● Azioni da svolgere:
1) Elenca tutte le parole che terminano in "-zione" presenti nel testo sull'imputazione coatta.
2) Nel testo sull'imputazione coatta, sostituisci "strano" con "insolito" e riscrivi il brano che si apre con le parole contenenti "In questo articolo" e si chiude con "di richiedere l’archiviazione.".

● Testo della pagina:
^^^^^^^^

In questo articolo non entriamo nel merito della vicenda giudiziaria, di cui sopra, ma vogliamo spendere alcune parole per spiegare in cosa consista questo strano istituto della imputazione coatta. Usiamo il termine strano in quanto il PM solitamente viene considerato libero di procedere con la formulazione di imputazioni o, invece, di richiedere l’archiviazione.

Ma, anche se il PM ritiene che un caso si debba archiviare, quindi non procedere con il processo, il GIP ha il potere di stabilire, invece, che il processo si debba fare. E domanda quindi al PM di definire le fattispecie da contestare all’accusato. In tali casi il PM è obbligato a proseguire il processo, anche contro il proprio parere.

Questo meccanismo giuridico solleva importanti questioni riguardo al ruolo e ai poteri del GIP e del PM, a prescindere dal caso concreto cui si applica, sopratutto sull’autonomia del PM come parte durante il processo.

^^^^^^^^

● Dati mostrati:
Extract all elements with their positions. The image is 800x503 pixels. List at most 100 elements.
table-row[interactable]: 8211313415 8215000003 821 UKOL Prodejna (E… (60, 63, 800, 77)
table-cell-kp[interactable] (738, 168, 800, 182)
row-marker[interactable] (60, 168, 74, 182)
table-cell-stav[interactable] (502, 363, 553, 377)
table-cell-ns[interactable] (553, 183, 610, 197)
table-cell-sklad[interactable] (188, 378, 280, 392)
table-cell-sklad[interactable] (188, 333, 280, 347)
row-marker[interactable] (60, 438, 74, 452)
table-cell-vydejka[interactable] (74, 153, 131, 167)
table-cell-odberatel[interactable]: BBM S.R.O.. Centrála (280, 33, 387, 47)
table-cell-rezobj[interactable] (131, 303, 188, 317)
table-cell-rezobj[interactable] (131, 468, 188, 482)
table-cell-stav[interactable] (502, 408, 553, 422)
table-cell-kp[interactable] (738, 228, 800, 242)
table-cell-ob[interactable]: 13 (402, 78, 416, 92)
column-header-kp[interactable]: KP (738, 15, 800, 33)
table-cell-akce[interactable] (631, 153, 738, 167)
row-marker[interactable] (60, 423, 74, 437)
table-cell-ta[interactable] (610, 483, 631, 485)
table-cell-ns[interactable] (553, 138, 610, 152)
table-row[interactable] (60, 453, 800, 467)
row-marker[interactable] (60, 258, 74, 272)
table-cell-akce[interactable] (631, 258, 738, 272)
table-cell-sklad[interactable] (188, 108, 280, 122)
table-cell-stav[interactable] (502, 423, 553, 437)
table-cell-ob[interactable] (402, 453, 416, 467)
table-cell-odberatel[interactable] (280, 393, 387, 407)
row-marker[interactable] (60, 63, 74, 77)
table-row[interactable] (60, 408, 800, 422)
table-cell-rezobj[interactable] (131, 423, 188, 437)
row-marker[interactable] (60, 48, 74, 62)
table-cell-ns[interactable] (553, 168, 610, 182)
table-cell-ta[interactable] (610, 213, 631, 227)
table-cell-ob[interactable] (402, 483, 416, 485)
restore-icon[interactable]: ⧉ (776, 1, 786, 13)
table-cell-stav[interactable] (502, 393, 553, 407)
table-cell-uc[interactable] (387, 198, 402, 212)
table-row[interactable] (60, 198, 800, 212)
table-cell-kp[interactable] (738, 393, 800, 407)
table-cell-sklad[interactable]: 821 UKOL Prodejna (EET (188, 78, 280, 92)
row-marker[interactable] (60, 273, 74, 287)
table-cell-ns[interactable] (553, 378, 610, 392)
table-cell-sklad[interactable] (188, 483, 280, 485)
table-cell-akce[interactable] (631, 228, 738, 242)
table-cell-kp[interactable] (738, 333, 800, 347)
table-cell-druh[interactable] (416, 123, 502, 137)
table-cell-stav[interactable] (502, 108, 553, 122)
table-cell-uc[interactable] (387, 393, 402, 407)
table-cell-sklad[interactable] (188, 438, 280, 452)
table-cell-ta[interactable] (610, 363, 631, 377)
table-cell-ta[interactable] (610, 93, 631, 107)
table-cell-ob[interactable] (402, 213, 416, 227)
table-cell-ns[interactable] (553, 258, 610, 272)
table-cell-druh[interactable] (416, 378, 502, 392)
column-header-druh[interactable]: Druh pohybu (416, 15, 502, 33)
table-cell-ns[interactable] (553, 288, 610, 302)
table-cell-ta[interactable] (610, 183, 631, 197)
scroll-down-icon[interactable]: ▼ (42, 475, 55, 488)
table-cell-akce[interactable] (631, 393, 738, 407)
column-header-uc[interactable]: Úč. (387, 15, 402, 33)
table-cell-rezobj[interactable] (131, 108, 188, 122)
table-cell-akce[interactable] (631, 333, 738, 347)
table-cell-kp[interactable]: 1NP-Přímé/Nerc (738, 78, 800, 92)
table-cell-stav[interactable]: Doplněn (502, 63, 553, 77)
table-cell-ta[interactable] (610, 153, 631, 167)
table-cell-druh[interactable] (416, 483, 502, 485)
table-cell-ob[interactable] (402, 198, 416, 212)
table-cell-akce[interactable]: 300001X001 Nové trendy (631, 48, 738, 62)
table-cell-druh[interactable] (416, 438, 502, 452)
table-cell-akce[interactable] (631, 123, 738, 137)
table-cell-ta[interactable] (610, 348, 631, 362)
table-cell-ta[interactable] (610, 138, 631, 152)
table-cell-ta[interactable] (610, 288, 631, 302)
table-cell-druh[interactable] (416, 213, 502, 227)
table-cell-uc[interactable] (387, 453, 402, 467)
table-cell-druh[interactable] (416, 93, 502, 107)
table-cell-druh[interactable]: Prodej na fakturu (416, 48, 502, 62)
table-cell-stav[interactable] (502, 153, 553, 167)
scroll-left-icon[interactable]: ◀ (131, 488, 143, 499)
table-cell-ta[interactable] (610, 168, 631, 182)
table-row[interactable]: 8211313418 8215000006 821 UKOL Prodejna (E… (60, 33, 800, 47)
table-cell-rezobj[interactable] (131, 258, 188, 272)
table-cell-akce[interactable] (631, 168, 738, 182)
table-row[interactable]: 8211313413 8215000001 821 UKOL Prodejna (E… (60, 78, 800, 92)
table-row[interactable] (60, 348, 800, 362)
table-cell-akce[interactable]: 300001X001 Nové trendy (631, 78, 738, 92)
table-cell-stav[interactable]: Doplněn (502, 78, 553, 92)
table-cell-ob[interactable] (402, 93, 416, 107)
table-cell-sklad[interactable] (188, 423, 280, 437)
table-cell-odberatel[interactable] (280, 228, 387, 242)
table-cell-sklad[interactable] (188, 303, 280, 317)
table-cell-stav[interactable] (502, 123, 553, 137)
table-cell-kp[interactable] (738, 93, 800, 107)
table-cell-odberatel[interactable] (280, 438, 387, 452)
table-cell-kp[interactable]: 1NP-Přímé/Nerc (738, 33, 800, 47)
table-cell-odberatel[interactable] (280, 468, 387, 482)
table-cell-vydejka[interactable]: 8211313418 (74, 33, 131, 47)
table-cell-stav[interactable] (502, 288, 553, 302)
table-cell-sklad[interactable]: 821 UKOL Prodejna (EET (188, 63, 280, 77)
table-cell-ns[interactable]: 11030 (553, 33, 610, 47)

^^^^^^^^

● Soluzioni:
1) imputazione, formulazione, archiviazione

2)
In questo articolo non entriamo nel merito della vicenda giudiziaria, di cui sopra, ma vogliamo spendere alcune parole per spiegare in cosa consista questo insolito istituto della imputazione coatta. Usiamo il termine insolito in quanto il PM solitamente viene considerato libero di procedere con la formulazione di imputazioni o, invece, di richiedere l’archiviazione.